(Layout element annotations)
-- Begin --
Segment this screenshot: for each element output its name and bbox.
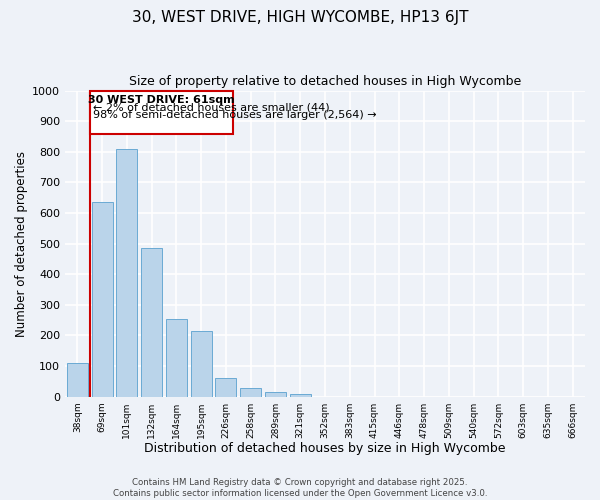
Bar xyxy=(166,318,187,396)
Bar xyxy=(141,248,162,396)
Bar xyxy=(290,394,311,396)
Bar xyxy=(215,378,236,396)
Bar xyxy=(265,392,286,396)
Bar xyxy=(191,331,212,396)
Text: 98% of semi-detached houses are larger (2,564) →: 98% of semi-detached houses are larger (… xyxy=(93,110,376,120)
Bar xyxy=(92,202,113,396)
Text: 30, WEST DRIVE, HIGH WYCOMBE, HP13 6JT: 30, WEST DRIVE, HIGH WYCOMBE, HP13 6JT xyxy=(132,10,468,25)
Text: ← 2% of detached houses are smaller (44): ← 2% of detached houses are smaller (44) xyxy=(93,103,329,113)
Title: Size of property relative to detached houses in High Wycombe: Size of property relative to detached ho… xyxy=(129,75,521,88)
X-axis label: Distribution of detached houses by size in High Wycombe: Distribution of detached houses by size … xyxy=(144,442,506,455)
Bar xyxy=(240,388,261,396)
Bar xyxy=(116,148,137,396)
Y-axis label: Number of detached properties: Number of detached properties xyxy=(15,150,28,336)
FancyBboxPatch shape xyxy=(90,91,233,134)
Text: 30 WEST DRIVE: 61sqm: 30 WEST DRIVE: 61sqm xyxy=(88,95,235,105)
Bar xyxy=(67,363,88,396)
Text: Contains HM Land Registry data © Crown copyright and database right 2025.
Contai: Contains HM Land Registry data © Crown c… xyxy=(113,478,487,498)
-- End --
* Job: Reproduce all of the records above verbatim, omitting the pictures.

* Result:
Segment this screenshot: for each element output its name and bbox.
Bar xyxy=(166,318,187,396)
Bar xyxy=(141,248,162,396)
Bar xyxy=(290,394,311,396)
Bar xyxy=(215,378,236,396)
Bar xyxy=(265,392,286,396)
Bar xyxy=(191,331,212,396)
Text: 98% of semi-detached houses are larger (2,564) →: 98% of semi-detached houses are larger (… xyxy=(93,110,376,120)
Bar xyxy=(92,202,113,396)
Text: 30, WEST DRIVE, HIGH WYCOMBE, HP13 6JT: 30, WEST DRIVE, HIGH WYCOMBE, HP13 6JT xyxy=(132,10,468,25)
Text: ← 2% of detached houses are smaller (44): ← 2% of detached houses are smaller (44) xyxy=(93,103,329,113)
Title: Size of property relative to detached houses in High Wycombe: Size of property relative to detached ho… xyxy=(129,75,521,88)
X-axis label: Distribution of detached houses by size in High Wycombe: Distribution of detached houses by size … xyxy=(144,442,506,455)
Bar xyxy=(240,388,261,396)
Bar xyxy=(116,148,137,396)
Y-axis label: Number of detached properties: Number of detached properties xyxy=(15,150,28,336)
FancyBboxPatch shape xyxy=(90,91,233,134)
Text: 30 WEST DRIVE: 61sqm: 30 WEST DRIVE: 61sqm xyxy=(88,95,235,105)
Bar xyxy=(67,363,88,396)
Text: Contains HM Land Registry data © Crown copyright and database right 2025.
Contai: Contains HM Land Registry data © Crown c… xyxy=(113,478,487,498)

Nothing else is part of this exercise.